---- Records

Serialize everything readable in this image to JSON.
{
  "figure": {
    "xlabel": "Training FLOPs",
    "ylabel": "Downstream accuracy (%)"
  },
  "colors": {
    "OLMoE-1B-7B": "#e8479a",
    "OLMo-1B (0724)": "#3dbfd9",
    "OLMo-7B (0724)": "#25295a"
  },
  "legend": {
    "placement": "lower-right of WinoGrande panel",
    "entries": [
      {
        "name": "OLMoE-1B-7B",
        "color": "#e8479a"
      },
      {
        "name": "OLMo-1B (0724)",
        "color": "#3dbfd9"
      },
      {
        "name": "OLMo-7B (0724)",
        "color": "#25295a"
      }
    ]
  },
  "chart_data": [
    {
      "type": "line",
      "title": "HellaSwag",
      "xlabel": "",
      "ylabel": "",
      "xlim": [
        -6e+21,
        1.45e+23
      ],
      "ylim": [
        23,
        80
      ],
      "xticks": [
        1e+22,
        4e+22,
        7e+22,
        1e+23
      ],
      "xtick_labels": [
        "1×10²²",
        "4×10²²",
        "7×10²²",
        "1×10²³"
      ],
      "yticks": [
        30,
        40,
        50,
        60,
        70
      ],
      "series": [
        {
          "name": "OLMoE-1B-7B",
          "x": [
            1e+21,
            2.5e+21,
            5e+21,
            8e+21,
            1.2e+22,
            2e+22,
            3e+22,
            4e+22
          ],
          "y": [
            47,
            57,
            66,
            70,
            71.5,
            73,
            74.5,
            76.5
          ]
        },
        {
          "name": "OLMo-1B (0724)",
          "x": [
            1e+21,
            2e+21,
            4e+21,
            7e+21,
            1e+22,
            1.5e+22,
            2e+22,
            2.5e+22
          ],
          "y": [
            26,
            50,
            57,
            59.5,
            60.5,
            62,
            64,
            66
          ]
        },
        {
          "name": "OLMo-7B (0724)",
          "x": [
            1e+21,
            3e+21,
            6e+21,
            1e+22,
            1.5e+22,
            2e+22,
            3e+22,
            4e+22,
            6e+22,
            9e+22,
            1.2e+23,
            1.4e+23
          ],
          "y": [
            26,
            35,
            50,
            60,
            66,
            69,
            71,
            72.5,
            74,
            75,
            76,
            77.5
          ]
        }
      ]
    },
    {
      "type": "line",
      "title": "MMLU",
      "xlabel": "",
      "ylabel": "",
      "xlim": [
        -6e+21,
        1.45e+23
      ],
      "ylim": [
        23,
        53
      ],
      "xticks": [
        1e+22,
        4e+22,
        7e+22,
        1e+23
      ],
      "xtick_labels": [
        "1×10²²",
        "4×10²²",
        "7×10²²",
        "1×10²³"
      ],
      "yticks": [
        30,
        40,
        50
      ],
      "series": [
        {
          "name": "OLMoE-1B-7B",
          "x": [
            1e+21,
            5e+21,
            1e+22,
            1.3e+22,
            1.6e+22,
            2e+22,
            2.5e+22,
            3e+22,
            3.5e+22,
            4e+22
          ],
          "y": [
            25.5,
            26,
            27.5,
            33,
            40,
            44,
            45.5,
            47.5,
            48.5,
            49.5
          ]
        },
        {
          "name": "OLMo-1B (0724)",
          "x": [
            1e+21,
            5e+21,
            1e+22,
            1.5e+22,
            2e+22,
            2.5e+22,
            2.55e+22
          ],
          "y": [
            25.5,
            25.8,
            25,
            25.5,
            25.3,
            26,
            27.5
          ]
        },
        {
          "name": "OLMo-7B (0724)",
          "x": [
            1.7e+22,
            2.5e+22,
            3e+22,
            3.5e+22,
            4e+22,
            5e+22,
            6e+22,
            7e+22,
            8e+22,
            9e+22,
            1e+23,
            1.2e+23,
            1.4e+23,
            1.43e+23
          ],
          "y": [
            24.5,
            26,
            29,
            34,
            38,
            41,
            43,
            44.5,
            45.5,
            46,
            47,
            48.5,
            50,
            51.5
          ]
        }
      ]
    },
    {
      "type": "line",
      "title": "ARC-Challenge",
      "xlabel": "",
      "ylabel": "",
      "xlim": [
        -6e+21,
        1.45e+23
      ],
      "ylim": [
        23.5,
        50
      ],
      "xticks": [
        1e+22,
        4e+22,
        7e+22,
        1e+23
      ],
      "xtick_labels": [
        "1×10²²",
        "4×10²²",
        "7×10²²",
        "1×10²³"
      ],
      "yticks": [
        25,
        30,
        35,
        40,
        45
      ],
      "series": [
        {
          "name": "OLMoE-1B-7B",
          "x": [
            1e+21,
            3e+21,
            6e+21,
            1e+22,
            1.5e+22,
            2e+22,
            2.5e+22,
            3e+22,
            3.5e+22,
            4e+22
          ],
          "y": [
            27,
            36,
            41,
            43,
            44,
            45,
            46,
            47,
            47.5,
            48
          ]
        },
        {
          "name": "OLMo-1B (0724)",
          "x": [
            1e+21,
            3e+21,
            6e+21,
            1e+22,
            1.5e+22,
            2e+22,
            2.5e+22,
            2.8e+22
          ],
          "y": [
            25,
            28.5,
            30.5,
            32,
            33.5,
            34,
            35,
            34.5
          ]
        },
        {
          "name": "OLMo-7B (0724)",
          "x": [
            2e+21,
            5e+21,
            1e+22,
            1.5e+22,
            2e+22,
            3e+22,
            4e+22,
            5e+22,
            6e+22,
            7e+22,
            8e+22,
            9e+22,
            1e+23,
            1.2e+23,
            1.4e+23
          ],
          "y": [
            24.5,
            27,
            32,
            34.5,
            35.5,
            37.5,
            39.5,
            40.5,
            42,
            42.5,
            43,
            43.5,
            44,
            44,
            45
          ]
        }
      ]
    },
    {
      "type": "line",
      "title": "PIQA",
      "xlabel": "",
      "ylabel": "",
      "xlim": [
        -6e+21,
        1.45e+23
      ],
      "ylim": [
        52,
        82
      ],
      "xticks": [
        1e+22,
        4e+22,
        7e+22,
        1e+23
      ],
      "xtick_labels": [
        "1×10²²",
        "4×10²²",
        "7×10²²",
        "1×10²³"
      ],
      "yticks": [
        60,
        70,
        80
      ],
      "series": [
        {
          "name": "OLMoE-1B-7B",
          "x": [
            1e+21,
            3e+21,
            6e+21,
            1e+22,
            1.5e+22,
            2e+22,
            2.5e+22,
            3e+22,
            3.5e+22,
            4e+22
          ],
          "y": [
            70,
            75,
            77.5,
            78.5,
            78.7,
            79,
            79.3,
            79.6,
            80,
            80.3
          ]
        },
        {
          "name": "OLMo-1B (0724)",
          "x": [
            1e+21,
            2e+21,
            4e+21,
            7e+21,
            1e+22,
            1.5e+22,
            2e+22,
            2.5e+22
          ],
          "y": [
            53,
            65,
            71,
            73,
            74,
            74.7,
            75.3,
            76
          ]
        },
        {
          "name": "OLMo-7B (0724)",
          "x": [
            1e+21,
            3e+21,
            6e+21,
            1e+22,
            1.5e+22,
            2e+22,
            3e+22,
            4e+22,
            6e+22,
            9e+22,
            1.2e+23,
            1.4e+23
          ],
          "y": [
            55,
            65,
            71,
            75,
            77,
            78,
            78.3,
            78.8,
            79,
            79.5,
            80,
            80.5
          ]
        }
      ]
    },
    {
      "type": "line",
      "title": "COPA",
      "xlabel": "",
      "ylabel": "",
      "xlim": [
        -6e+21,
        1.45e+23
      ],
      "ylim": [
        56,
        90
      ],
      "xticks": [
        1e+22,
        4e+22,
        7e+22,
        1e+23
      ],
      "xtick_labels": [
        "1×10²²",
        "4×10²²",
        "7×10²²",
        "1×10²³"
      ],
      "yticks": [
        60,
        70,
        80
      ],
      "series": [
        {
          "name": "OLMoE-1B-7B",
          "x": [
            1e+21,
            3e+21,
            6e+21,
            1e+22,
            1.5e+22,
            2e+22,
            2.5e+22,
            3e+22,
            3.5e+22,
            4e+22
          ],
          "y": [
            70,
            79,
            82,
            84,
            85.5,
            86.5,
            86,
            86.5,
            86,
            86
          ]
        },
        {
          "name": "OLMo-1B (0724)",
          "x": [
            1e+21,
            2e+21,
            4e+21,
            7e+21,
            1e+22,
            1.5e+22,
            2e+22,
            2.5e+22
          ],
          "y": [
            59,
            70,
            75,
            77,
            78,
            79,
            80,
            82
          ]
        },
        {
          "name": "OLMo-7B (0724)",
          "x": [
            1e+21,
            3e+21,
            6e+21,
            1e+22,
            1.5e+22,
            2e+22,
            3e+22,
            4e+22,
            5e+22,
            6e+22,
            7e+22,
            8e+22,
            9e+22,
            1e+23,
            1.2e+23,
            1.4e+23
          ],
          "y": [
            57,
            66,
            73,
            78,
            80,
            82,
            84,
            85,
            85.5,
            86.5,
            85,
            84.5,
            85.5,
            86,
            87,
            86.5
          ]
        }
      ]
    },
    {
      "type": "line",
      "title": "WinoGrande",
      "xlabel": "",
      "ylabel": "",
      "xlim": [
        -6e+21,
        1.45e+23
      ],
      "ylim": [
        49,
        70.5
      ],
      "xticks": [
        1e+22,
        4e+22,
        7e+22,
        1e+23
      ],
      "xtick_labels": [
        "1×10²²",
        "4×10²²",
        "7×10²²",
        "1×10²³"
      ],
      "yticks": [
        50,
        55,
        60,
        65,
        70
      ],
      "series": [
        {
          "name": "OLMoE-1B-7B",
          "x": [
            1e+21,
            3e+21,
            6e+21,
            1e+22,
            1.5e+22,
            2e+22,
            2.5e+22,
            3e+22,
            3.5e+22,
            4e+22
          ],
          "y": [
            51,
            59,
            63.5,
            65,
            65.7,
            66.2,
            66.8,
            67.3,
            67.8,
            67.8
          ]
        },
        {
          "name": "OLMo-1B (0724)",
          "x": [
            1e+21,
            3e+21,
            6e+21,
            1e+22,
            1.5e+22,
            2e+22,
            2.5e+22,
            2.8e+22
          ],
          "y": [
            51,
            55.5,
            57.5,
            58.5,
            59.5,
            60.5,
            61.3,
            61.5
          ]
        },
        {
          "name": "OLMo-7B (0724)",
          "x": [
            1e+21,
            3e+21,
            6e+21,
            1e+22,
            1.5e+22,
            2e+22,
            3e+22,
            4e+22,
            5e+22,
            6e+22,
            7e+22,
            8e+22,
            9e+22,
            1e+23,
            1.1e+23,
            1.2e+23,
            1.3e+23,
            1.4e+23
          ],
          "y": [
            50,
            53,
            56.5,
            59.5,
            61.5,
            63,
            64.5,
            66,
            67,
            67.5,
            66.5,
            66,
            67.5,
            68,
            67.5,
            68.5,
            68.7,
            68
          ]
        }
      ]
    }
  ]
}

--------

* **Description of the task**:
Collect each line above holding the string "title".

* **Reply to the exercise**:
      "title": "HellaSwag",
      "title": "MMLU",
      "title": "ARC-Challenge",
      "title": "PIQA",
      "title": "COPA",
      "title": "WinoGrande",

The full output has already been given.